**TASK INSTRUCTIONS:** Please give the entries from the line containing "watermark-text: TheBottleneck.com bbox=[604, 2, 792, 28]" through the line containing "plot-area bbox=[30, 30, 770, 770]" as a JSON list of strings, one string per line, with blank lines left out.
▼
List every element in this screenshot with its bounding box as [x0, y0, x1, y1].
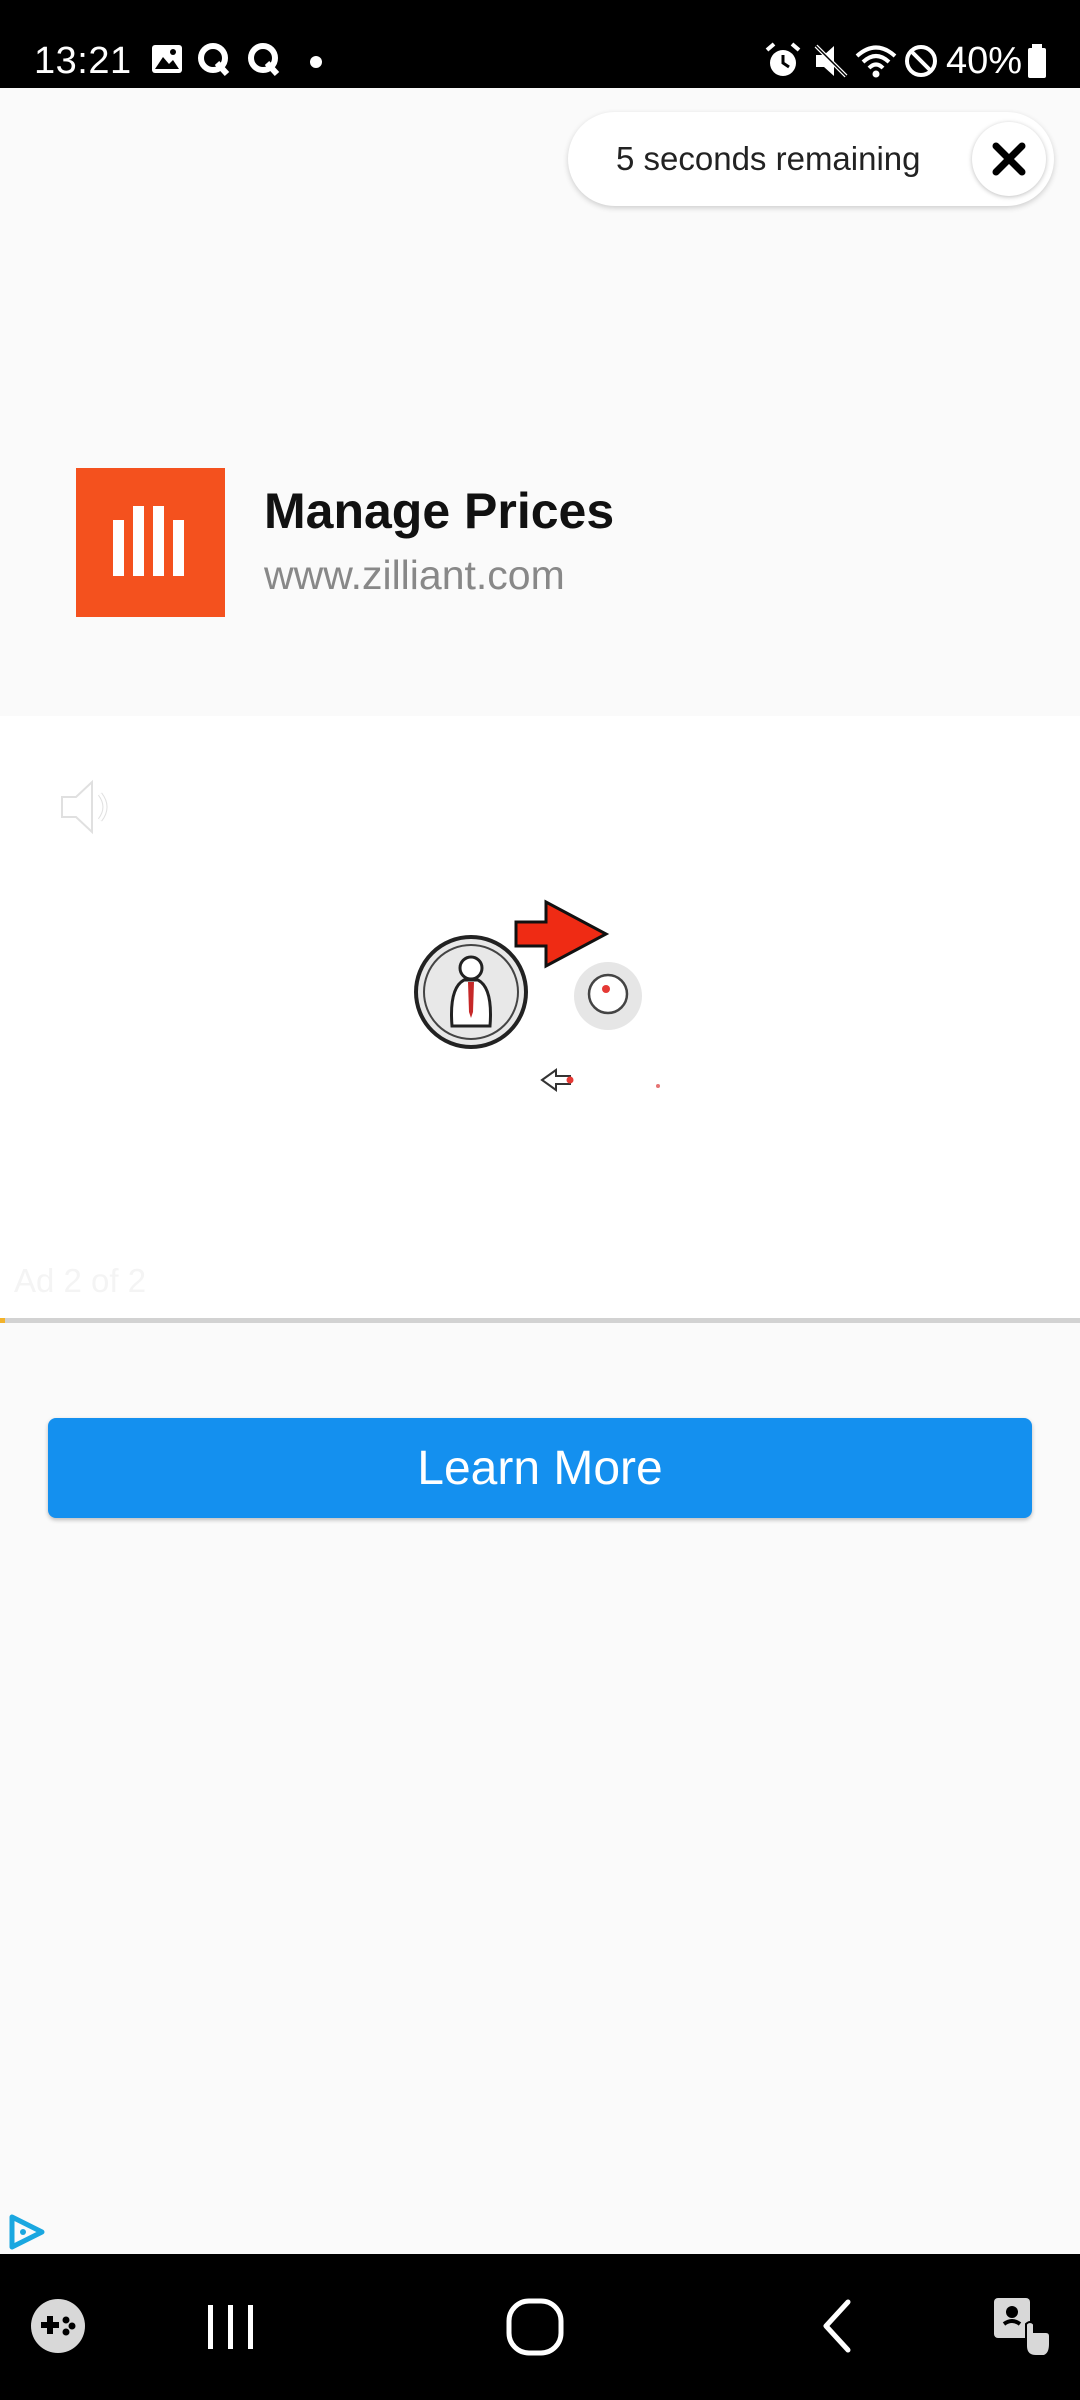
ad-counter: Ad 2 of 2 [14, 1262, 147, 1299]
ad-video-frame [414, 899, 660, 1092]
wifi-icon [855, 45, 897, 78]
mute-icon [814, 44, 848, 78]
battery-level: 40% [946, 40, 1023, 82]
do-not-disturb-icon [905, 45, 937, 77]
advertiser-url[interactable]: www.zilliant.com [264, 552, 565, 599]
alarm-icon [765, 42, 801, 76]
close-icon [992, 142, 1026, 176]
game-launcher-icon[interactable] [28, 2296, 88, 2356]
ad-video[interactable]: Ad 2 of 2 [0, 716, 1080, 1322]
gallery-icon [152, 45, 182, 73]
accessibility-icon[interactable] [990, 2294, 1054, 2360]
q-app-icon [198, 43, 230, 77]
ad-timer: 5 seconds remaining [568, 112, 1054, 206]
close-ad-button[interactable] [972, 122, 1046, 196]
home-icon[interactable] [504, 2296, 566, 2358]
learn-more-button[interactable]: Learn More [48, 1418, 1032, 1518]
video-progress-fill [0, 1318, 6, 1323]
status-bar: 13:21 40% [0, 0, 1080, 88]
speaker-icon[interactable] [56, 772, 126, 842]
timer-text: 5 seconds remaining [616, 140, 921, 177]
recent-apps-icon[interactable] [202, 2299, 260, 2355]
bars-logo-icon [113, 506, 184, 576]
back-icon[interactable] [816, 2298, 860, 2354]
advertiser-title[interactable]: Manage Prices [264, 482, 614, 540]
q-app-icon [248, 43, 280, 77]
advertiser-logo[interactable] [76, 468, 225, 617]
dot-icon [310, 56, 322, 68]
navigation-bar [0, 2254, 1080, 2400]
video-progress-bar [0, 1318, 1080, 1323]
battery-icon [1028, 44, 1046, 78]
adchoices-icon[interactable] [6, 2212, 46, 2252]
status-time: 13:21 [34, 40, 132, 82]
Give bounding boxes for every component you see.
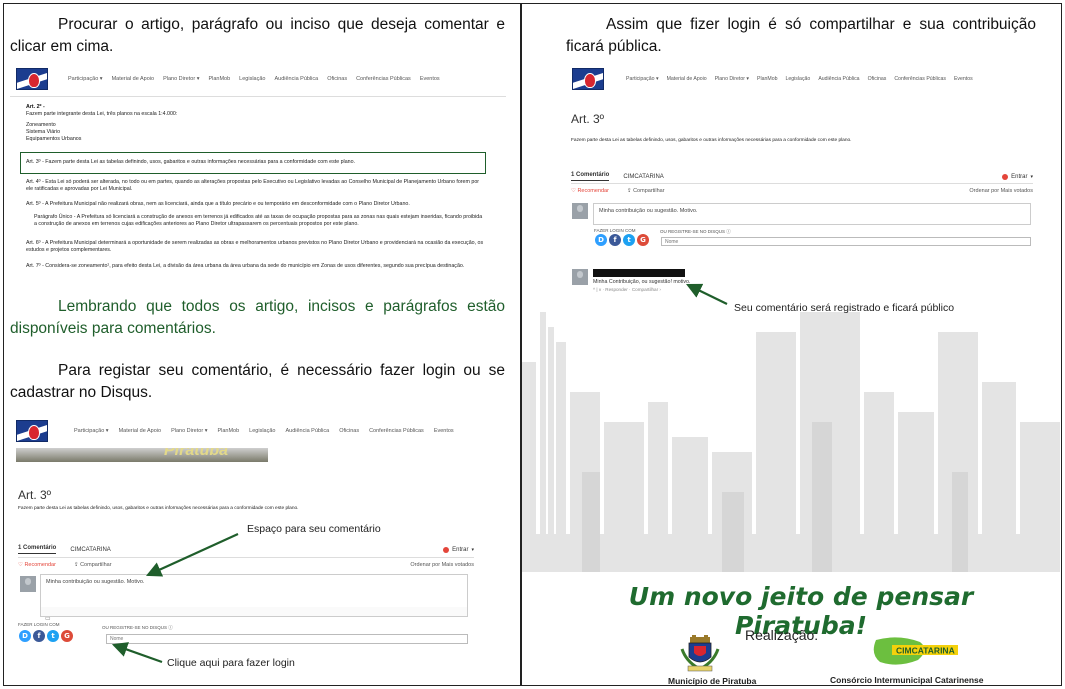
cimcatarina-logo: CIMCATARINA	[873, 637, 958, 665]
arrow-to-published-comment	[686, 283, 728, 305]
arrow-to-login	[111, 642, 163, 664]
cimcatarina-logo-text: CIMCATARINA	[896, 646, 955, 656]
municipio-logo-text: Município de Piratuba	[668, 676, 757, 686]
arrow-to-comment-box	[145, 532, 239, 577]
realizacao-label: Realização:	[745, 627, 819, 643]
consorcio-logo-text: Consórcio Intermunicipal Catarinense	[830, 675, 984, 685]
municipio-coat-of-arms-logo	[680, 635, 720, 672]
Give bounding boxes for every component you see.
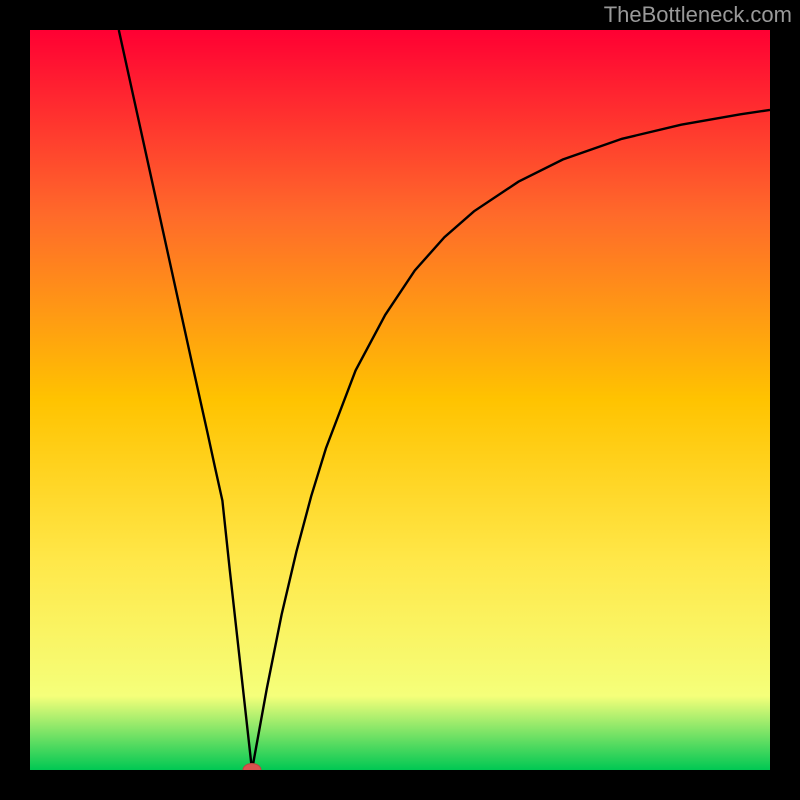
watermark-text: TheBottleneck.com bbox=[604, 2, 792, 28]
plot-svg bbox=[30, 30, 770, 770]
gradient-background bbox=[30, 30, 770, 770]
chart-frame: TheBottleneck.com bbox=[0, 0, 800, 800]
plot-area bbox=[30, 30, 770, 770]
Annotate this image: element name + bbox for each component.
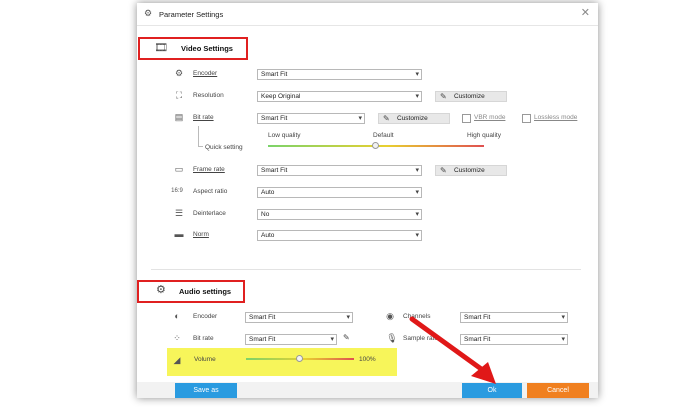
- annotation-arrow: [409, 316, 496, 384]
- arrow-shaft: [409, 316, 487, 374]
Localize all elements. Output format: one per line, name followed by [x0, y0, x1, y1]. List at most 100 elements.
▲
**THE SOLUTION:**
[
  "watermark-text: TheBottleneck.com bbox=[604, 2, 792, 28]",
  "plot-svg bbox=[30, 30, 770, 770]",
  "gradient-background bbox=[30, 30, 770, 770]",
  "chart-frame: TheBottleneck.com bbox=[0, 0, 800, 800]",
  "plot-area bbox=[30, 30, 770, 770]"
]